§ Problem requirements:
Below are entries to be transcribed exactly; exclude the pictures from the copy.

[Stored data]
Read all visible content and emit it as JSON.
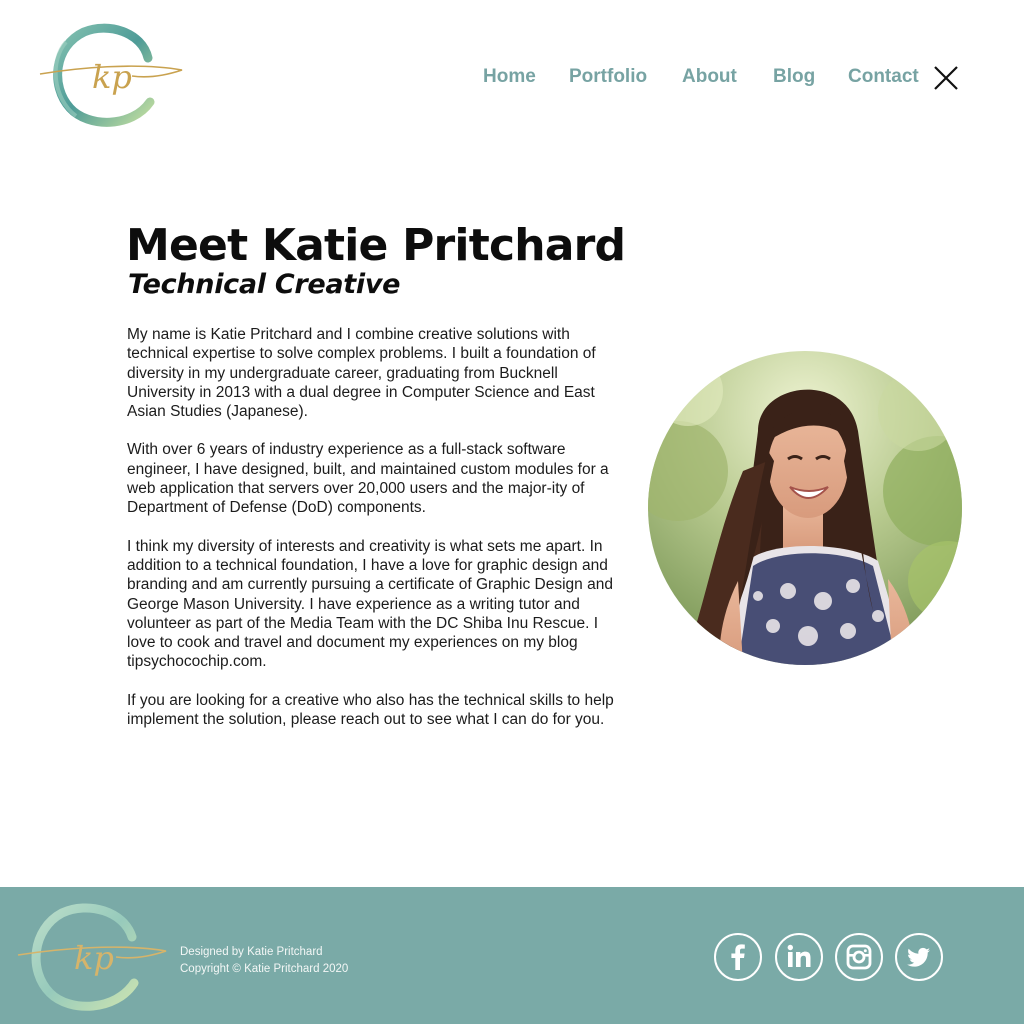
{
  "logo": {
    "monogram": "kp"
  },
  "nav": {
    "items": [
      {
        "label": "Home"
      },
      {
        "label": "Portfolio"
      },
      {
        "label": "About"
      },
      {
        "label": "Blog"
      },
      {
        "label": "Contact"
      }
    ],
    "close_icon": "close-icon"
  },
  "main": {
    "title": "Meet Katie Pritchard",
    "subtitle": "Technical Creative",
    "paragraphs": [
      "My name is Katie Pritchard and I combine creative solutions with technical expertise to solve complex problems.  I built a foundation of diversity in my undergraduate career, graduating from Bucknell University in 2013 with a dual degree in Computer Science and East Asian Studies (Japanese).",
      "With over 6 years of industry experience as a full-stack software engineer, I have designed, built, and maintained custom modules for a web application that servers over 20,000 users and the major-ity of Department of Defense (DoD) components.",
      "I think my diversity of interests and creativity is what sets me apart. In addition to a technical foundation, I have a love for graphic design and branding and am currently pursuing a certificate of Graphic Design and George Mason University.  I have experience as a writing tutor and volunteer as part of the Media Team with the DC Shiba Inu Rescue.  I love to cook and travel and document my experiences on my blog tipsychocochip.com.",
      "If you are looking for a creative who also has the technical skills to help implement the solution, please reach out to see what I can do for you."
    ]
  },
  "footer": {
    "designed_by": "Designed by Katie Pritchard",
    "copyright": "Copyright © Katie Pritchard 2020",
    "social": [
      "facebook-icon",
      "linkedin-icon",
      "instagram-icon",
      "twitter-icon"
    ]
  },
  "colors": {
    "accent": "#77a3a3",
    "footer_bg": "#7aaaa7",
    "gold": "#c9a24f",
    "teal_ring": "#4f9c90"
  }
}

§ Written solution:
Read all visible content and emit it as JSON.
{
  "logo": {
    "monogram": "kp"
  },
  "nav": {
    "items": [
      {
        "label": "Home"
      },
      {
        "label": "Portfolio"
      },
      {
        "label": "About"
      },
      {
        "label": "Blog"
      },
      {
        "label": "Contact"
      }
    ],
    "close_icon": "close-icon"
  },
  "main": {
    "title": "Meet Katie Pritchard",
    "subtitle": "Technical Creative",
    "paragraphs": [
      "My name is Katie Pritchard and I combine creative solutions with technical expertise to solve complex problems.  I built a foundation of diversity in my undergraduate career, graduating from Bucknell University in 2013 with a dual degree in Computer Science and East Asian Studies (Japanese).",
      "With over 6 years of industry experience as a full-stack software engineer, I have designed, built, and maintained custom modules for a web application that servers over 20,000 users and the major-ity of Department of Defense (DoD) components.",
      "I think my diversity of interests and creativity is what sets me apart. In addition to a technical foundation, I have a love for graphic design and branding and am currently pursuing a certificate of Graphic Design and George Mason University.  I have experience as a writing tutor and volunteer as part of the Media Team with the DC Shiba Inu Rescue.  I love to cook and travel and document my experiences on my blog tipsychocochip.com.",
      "If you are looking for a creative who also has the technical skills to help implement the solution, please reach out to see what I can do for you."
    ]
  },
  "footer": {
    "designed_by": "Designed by Katie Pritchard",
    "copyright": "Copyright © Katie Pritchard 2020",
    "social": [
      "facebook-icon",
      "linkedin-icon",
      "instagram-icon",
      "twitter-icon"
    ]
  },
  "colors": {
    "accent": "#77a3a3",
    "footer_bg": "#7aaaa7",
    "gold": "#c9a24f",
    "teal_ring": "#4f9c90"
  }
}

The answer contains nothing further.